Records for this exercise –

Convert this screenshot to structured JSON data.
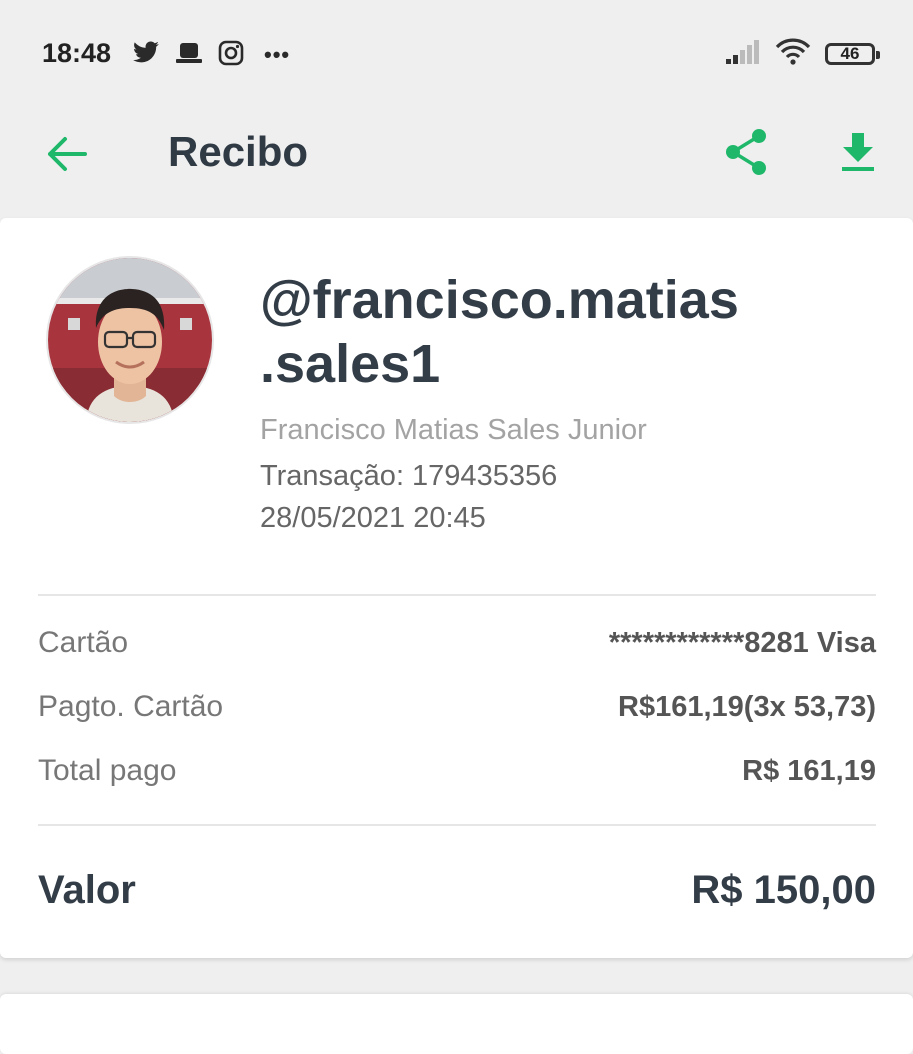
{
  "status_bar": {
    "time": "18:48",
    "battery": "46",
    "more": "•••"
  },
  "app_bar": {
    "title": "Recibo"
  },
  "profile": {
    "username_line1": "@francisco.matias",
    "username_line2": ".sales1",
    "full_name": "Francisco Matias Sales Junior",
    "transaction": "Transação: 179435356",
    "datetime": "28/05/2021 20:45"
  },
  "details": [
    {
      "label": "Cartão",
      "value": "************8281 Visa"
    },
    {
      "label": "Pagto. Cartão",
      "value": "R$161,19(3x 53,73)"
    },
    {
      "label": "Total pago",
      "value": "R$ 161,19"
    }
  ],
  "total": {
    "label": "Valor",
    "value": "R$ 150,00"
  },
  "colors": {
    "accent": "#1fb86a",
    "text_dark": "#2f3a45",
    "background": "#efefef"
  },
  "icons": [
    "twitter-icon",
    "hat-icon",
    "instagram-icon",
    "signal-icon",
    "wifi-icon",
    "battery-icon",
    "back-arrow-icon",
    "share-icon",
    "download-icon"
  ]
}
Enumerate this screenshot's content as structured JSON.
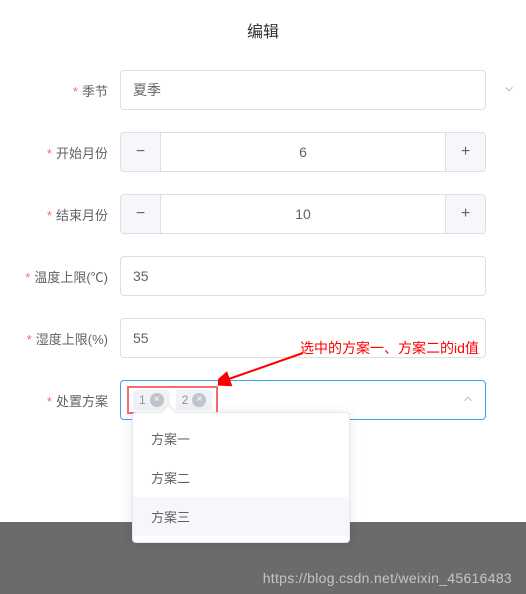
{
  "title": "编辑",
  "fields": {
    "season": {
      "label": "季节",
      "value": "夏季"
    },
    "start_month": {
      "label": "开始月份",
      "value": "6"
    },
    "end_month": {
      "label": "结束月份",
      "value": "10"
    },
    "temp_limit": {
      "label": "温度上限(℃)",
      "value": "35"
    },
    "humidity_limit": {
      "label": "湿度上限(%)",
      "value": "55"
    },
    "plan": {
      "label": "处置方案",
      "tags": [
        "1",
        "2"
      ]
    }
  },
  "dropdown_options": [
    "方案一",
    "方案二",
    "方案三"
  ],
  "annotation": "选中的方案一、方案二的id值",
  "watermark": "https://blog.csdn.net/weixin_45616483"
}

Task goal –
Repeat each entry exactly as it appears; skip any picture.

Finished answer –
Convert this screenshot to structured JSON data.
{
  "status_bar": {
    "time": "18:48",
    "battery": "46",
    "more": "•••"
  },
  "app_bar": {
    "title": "Recibo"
  },
  "profile": {
    "username_line1": "@francisco.matias",
    "username_line2": ".sales1",
    "full_name": "Francisco Matias Sales Junior",
    "transaction": "Transação: 179435356",
    "datetime": "28/05/2021 20:45"
  },
  "details": [
    {
      "label": "Cartão",
      "value": "************8281 Visa"
    },
    {
      "label": "Pagto. Cartão",
      "value": "R$161,19(3x 53,73)"
    },
    {
      "label": "Total pago",
      "value": "R$ 161,19"
    }
  ],
  "total": {
    "label": "Valor",
    "value": "R$ 150,00"
  },
  "colors": {
    "accent": "#1fb86a",
    "text_dark": "#2f3a45",
    "background": "#efefef"
  },
  "icons": [
    "twitter-icon",
    "hat-icon",
    "instagram-icon",
    "signal-icon",
    "wifi-icon",
    "battery-icon",
    "back-arrow-icon",
    "share-icon",
    "download-icon"
  ]
}
Enumerate this screenshot's content as structured JSON.
{
  "title": "编辑",
  "fields": {
    "season": {
      "label": "季节",
      "value": "夏季"
    },
    "start_month": {
      "label": "开始月份",
      "value": "6"
    },
    "end_month": {
      "label": "结束月份",
      "value": "10"
    },
    "temp_limit": {
      "label": "温度上限(℃)",
      "value": "35"
    },
    "humidity_limit": {
      "label": "湿度上限(%)",
      "value": "55"
    },
    "plan": {
      "label": "处置方案",
      "tags": [
        "1",
        "2"
      ]
    }
  },
  "dropdown_options": [
    "方案一",
    "方案二",
    "方案三"
  ],
  "annotation": "选中的方案一、方案二的id值",
  "watermark": "https://blog.csdn.net/weixin_45616483"
}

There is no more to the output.